◆ REQUIRED TASK
Write out every single entry exactly.

[A block of data]

——

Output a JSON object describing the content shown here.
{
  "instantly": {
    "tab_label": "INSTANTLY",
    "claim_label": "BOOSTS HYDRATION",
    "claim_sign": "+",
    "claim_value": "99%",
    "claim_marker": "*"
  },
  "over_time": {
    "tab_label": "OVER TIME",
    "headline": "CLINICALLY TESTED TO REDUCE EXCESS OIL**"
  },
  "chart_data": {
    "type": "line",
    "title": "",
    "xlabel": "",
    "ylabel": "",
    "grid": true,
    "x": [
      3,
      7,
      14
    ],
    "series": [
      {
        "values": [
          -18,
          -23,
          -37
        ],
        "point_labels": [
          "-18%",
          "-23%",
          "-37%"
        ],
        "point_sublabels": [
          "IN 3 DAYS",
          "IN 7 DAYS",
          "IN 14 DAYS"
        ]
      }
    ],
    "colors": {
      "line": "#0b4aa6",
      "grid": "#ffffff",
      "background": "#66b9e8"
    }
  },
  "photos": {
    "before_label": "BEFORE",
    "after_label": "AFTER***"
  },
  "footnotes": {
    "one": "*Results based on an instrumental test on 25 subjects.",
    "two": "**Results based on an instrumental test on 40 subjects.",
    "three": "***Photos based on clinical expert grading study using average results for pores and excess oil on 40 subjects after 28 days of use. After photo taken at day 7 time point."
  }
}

——

◆ FULL OUTPUT
Output a JSON object describing the content shown here.
{
  "instantly": {
    "tab_label": "INSTANTLY",
    "claim_label": "BOOSTS HYDRATION",
    "claim_sign": "+",
    "claim_value": "99%",
    "claim_marker": "*"
  },
  "over_time": {
    "tab_label": "OVER TIME",
    "headline": "CLINICALLY TESTED TO REDUCE EXCESS OIL**"
  },
  "chart_data": {
    "type": "line",
    "title": "",
    "xlabel": "",
    "ylabel": "",
    "grid": true,
    "x": [
      3,
      7,
      14
    ],
    "series": [
      {
        "values": [
          -18,
          -23,
          -37
        ],
        "point_labels": [
          "-18%",
          "-23%",
          "-37%"
        ],
        "point_sublabels": [
          "IN 3 DAYS",
          "IN 7 DAYS",
          "IN 14 DAYS"
        ]
      }
    ],
    "colors": {
      "line": "#0b4aa6",
      "grid": "#ffffff",
      "background": "#66b9e8"
    }
  },
  "photos": {
    "before_label": "BEFORE",
    "after_label": "AFTER***"
  },
  "footnotes": {
    "one": "*Results based on an instrumental test on 25 subjects.",
    "two": "**Results based on an instrumental test on 40 subjects.",
    "three": "***Photos based on clinical expert grading study using average results for pores and excess oil on 40 subjects after 28 days of use. After photo taken at day 7 time point."
  }
}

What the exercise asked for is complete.